### Work to complete
Retype the entries from the start through the line containing "percent: 118% [720, 458, 754, 473]", including that line.

[Bounding box annotations]

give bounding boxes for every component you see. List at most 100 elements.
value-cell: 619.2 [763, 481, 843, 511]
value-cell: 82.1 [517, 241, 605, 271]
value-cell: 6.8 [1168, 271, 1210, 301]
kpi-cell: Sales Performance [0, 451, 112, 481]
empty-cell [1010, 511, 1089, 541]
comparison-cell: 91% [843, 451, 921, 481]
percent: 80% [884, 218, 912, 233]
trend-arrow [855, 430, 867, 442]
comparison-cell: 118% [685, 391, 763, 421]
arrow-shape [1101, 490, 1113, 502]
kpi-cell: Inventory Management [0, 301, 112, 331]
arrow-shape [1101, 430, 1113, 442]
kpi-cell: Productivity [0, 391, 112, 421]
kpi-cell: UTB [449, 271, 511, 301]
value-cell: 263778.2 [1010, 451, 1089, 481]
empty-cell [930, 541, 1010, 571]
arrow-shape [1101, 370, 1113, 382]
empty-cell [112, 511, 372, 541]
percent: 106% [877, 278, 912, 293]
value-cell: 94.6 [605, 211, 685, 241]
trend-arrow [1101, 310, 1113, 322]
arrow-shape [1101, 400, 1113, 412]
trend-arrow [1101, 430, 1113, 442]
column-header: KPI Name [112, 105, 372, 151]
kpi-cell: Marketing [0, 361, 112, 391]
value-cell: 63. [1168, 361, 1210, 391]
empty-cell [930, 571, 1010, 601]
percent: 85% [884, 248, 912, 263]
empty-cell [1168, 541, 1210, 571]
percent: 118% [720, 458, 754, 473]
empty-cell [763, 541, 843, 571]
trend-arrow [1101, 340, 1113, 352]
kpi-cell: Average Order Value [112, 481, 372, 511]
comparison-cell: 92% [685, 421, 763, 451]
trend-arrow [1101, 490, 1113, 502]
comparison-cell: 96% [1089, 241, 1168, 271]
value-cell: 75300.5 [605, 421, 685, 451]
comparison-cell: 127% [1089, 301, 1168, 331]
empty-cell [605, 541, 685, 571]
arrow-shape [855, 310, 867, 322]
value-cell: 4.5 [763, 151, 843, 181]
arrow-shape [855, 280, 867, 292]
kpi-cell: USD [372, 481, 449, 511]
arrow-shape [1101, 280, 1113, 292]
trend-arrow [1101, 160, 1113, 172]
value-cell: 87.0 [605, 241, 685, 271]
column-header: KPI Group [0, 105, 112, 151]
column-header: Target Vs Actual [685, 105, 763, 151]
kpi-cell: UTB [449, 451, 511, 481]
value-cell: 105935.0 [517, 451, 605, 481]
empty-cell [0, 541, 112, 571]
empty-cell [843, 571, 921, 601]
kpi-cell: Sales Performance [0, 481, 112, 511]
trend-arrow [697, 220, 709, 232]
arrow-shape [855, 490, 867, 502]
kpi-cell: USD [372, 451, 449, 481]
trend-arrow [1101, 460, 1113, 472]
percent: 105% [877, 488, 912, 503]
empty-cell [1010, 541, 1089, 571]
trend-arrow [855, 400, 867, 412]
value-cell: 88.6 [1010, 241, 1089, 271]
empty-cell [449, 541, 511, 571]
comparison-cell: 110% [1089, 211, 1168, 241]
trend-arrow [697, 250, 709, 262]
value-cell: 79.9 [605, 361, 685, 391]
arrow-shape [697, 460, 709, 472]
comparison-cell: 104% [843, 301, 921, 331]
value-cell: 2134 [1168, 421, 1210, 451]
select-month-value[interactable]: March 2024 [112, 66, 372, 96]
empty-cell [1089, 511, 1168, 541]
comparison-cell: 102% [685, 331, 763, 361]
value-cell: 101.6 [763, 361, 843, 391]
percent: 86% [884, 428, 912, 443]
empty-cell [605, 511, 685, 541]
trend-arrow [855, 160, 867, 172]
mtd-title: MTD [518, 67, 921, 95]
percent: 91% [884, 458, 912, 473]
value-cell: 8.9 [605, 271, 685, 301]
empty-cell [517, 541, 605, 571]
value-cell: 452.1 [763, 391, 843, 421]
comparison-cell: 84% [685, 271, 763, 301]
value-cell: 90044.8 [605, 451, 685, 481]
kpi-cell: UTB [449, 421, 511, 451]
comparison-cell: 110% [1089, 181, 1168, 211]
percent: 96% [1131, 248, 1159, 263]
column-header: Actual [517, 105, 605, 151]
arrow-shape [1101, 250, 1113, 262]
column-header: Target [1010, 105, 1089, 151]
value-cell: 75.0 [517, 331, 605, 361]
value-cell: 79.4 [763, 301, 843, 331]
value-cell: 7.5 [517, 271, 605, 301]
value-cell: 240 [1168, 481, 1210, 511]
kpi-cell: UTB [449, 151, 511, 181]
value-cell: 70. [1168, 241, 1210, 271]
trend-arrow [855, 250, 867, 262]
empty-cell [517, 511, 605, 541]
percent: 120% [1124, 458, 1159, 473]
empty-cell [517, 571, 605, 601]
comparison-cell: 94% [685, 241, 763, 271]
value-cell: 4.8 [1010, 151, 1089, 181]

### Response for this exercise
give bounding boxes for every component you see. List at most 100 elements.
value-cell: 619.2 [763, 481, 843, 511]
value-cell: 82.1 [517, 241, 605, 271]
value-cell: 6.8 [1168, 271, 1210, 301]
kpi-cell: Sales Performance [0, 451, 112, 481]
empty-cell [1010, 511, 1089, 541]
comparison-cell: 91% [843, 451, 921, 481]
percent: 80% [884, 218, 912, 233]
trend-arrow [855, 430, 867, 442]
comparison-cell: 118% [685, 391, 763, 421]
arrow-shape [1101, 490, 1113, 502]
kpi-cell: Inventory Management [0, 301, 112, 331]
arrow-shape [1101, 430, 1113, 442]
kpi-cell: Productivity [0, 391, 112, 421]
kpi-cell: UTB [449, 271, 511, 301]
value-cell: 263778.2 [1010, 451, 1089, 481]
empty-cell [930, 541, 1010, 571]
arrow-shape [1101, 370, 1113, 382]
empty-cell [112, 511, 372, 541]
percent: 106% [877, 278, 912, 293]
value-cell: 94.6 [605, 211, 685, 241]
trend-arrow [1101, 310, 1113, 322]
arrow-shape [1101, 400, 1113, 412]
trend-arrow [1101, 430, 1113, 442]
column-header: KPI Name [112, 105, 372, 151]
kpi-cell: Marketing [0, 361, 112, 391]
value-cell: 63. [1168, 361, 1210, 391]
empty-cell [930, 571, 1010, 601]
percent: 85% [884, 248, 912, 263]
empty-cell [1168, 541, 1210, 571]
percent: 118% [720, 458, 754, 473]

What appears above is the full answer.